*Exercise aim:* Extract exactly and only the lines of the data below, starting at the line with "Output the text content of this document." and stopping after the final line.

── Dataset records ──

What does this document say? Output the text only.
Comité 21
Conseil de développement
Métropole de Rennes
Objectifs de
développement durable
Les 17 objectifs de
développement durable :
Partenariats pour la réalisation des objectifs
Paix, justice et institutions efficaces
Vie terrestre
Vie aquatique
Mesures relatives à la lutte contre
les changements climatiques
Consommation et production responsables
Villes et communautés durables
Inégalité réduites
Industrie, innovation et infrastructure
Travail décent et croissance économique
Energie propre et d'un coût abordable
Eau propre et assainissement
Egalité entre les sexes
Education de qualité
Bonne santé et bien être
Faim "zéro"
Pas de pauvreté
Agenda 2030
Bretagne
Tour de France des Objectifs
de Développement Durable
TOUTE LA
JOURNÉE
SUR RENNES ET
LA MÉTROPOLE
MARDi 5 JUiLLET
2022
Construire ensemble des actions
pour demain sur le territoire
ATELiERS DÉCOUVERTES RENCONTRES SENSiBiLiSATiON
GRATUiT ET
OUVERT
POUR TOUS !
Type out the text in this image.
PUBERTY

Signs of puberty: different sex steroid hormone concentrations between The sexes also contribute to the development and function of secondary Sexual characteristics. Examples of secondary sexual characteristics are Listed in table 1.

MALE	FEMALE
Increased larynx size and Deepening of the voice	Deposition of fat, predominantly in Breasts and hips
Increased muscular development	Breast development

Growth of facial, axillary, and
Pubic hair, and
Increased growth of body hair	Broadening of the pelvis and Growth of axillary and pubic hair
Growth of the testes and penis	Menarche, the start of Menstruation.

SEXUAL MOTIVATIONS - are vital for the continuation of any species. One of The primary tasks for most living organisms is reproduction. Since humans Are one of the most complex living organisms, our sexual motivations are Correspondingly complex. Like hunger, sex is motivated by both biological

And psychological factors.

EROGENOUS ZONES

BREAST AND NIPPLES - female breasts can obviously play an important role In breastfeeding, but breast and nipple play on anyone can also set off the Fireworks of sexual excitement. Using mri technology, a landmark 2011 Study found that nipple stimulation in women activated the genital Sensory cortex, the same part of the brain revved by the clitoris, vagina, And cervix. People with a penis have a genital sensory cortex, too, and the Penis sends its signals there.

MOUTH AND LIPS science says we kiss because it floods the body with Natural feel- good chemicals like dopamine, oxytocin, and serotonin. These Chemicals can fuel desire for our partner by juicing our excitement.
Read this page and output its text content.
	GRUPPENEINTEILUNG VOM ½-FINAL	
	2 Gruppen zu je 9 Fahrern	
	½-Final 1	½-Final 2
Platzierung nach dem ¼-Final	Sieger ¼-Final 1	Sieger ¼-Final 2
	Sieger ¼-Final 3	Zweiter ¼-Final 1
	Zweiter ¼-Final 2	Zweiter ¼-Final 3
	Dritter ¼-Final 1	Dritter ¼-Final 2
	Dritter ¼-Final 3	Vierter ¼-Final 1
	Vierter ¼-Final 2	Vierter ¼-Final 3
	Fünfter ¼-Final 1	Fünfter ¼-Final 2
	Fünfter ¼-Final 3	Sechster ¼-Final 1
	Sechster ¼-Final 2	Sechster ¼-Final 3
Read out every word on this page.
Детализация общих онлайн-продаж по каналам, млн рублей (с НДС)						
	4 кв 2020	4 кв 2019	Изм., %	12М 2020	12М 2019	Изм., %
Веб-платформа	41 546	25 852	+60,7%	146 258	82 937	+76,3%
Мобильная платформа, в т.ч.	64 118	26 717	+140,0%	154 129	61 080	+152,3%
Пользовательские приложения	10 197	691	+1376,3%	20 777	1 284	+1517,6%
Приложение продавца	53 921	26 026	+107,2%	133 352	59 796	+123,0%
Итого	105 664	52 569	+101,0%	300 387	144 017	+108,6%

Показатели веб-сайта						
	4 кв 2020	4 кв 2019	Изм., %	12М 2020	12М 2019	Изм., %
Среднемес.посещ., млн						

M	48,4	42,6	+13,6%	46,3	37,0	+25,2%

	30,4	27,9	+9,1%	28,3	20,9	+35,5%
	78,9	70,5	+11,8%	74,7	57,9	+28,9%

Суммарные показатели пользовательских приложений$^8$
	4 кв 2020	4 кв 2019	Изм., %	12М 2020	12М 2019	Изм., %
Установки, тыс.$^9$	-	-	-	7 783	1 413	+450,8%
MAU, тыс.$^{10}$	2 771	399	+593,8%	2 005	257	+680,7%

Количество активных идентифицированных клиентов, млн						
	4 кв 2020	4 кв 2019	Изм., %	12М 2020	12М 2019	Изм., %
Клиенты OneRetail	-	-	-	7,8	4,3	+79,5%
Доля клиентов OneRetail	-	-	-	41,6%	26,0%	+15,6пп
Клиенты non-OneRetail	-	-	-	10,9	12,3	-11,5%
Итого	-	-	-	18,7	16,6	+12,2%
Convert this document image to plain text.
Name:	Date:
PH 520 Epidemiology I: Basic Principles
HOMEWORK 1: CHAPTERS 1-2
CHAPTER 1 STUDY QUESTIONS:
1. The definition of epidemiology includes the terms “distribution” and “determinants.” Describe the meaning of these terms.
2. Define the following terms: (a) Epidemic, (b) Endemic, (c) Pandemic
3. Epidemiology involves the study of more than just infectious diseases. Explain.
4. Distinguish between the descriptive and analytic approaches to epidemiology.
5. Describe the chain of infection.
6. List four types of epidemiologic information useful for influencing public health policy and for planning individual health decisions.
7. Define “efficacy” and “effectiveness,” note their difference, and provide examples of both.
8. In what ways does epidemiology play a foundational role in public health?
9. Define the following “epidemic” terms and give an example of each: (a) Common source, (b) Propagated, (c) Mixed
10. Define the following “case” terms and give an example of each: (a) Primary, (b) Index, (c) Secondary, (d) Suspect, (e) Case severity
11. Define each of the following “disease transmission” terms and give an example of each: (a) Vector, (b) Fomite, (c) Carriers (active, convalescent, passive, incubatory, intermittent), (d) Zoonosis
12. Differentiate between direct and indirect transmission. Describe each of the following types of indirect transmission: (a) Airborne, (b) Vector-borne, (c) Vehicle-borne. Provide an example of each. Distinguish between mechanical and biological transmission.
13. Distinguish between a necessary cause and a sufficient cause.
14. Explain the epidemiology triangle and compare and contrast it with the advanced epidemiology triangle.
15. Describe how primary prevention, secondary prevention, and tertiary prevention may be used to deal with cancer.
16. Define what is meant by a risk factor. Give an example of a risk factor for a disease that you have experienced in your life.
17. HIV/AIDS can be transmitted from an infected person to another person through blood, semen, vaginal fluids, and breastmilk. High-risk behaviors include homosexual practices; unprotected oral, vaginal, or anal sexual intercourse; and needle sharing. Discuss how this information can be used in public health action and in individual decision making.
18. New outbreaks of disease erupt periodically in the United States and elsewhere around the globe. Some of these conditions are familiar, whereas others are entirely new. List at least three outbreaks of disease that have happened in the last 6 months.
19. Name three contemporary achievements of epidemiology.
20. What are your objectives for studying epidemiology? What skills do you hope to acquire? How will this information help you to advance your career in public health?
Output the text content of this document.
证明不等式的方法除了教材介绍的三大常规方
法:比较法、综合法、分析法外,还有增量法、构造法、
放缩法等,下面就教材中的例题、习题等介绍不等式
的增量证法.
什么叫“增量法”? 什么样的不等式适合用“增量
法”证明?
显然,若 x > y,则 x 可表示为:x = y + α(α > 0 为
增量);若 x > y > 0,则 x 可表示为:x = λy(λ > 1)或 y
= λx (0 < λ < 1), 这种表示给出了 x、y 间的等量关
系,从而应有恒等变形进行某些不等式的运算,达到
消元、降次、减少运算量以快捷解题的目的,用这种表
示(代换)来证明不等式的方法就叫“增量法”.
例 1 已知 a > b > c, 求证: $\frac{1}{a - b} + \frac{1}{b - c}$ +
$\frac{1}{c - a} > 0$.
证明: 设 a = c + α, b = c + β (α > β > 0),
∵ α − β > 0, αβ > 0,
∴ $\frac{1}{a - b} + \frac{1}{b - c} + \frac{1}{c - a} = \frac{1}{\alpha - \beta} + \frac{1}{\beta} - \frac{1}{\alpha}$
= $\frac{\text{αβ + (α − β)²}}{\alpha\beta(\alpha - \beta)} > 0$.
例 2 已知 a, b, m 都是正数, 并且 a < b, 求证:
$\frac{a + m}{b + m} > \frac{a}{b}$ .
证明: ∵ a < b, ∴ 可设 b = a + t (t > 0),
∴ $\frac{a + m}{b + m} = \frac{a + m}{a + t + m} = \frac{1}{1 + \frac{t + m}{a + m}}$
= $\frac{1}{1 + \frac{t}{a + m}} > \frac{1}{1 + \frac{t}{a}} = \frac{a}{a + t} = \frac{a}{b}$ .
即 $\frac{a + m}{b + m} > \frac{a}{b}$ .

───

*Written solution:*
Output the text content of this document.
证明不等式的方法除了教材介绍的三大常规方
法:比较法、综合法、分析法外,还有增量法、构造法、
放缩法等,下面就教材中的例题、习题等介绍不等式
的增量证法.
什么叫“增量法”? 什么样的不等式适合用“增量
法”证明?
显然,若 x > y,则 x 可表示为:x = y + α(α > 0 为
增量);若 x > y > 0,则 x 可表示为:x = λy(λ > 1)或 y
= λx (0 < λ < 1), 这种表示给出了 x、y 间的等量关
系,从而应有恒等变形进行某些不等式的运算,达到
消元、降次、减少运算量以快捷解题的目的,用这种表
示(代换)来证明不等式的方法就叫“增量法”.
例 1 已知 a > b > c, 求证: $\frac{1}{a - b} + \frac{1}{b - c}$ +
$\frac{1}{c - a} > 0$.
证明: 设 a = c + α, b = c + β (α > β > 0),
∵ α − β > 0, αβ > 0,
∴ $\frac{1}{a - b} + \frac{1}{b - c} + \frac{1}{c - a} = \frac{1}{\alpha - \beta} + \frac{1}{\beta} - \frac{1}{\alpha}$
= $\frac{\text{αβ + (α − β)²}}{\alpha\beta(\alpha - \beta)} > 0$.
例 2 已知 a, b, m 都是正数, 并且 a < b, 求证:
$\frac{a + m}{b + m} > \frac{a}{b}$ .
证明: ∵ a < b, ∴ 可设 b = a + t (t > 0),
∴ $\frac{a + m}{b + m} = \frac{a + m}{a + t + m} = \frac{1}{1 + \frac{t + m}{a + m}}$
= $\frac{1}{1 + \frac{t}{a + m}} > \frac{1}{1 + \frac{t}{a}} = \frac{a}{a + t} = \frac{a}{b}$ .
即 $\frac{a + m}{b + m} > \frac{a}{b}$ .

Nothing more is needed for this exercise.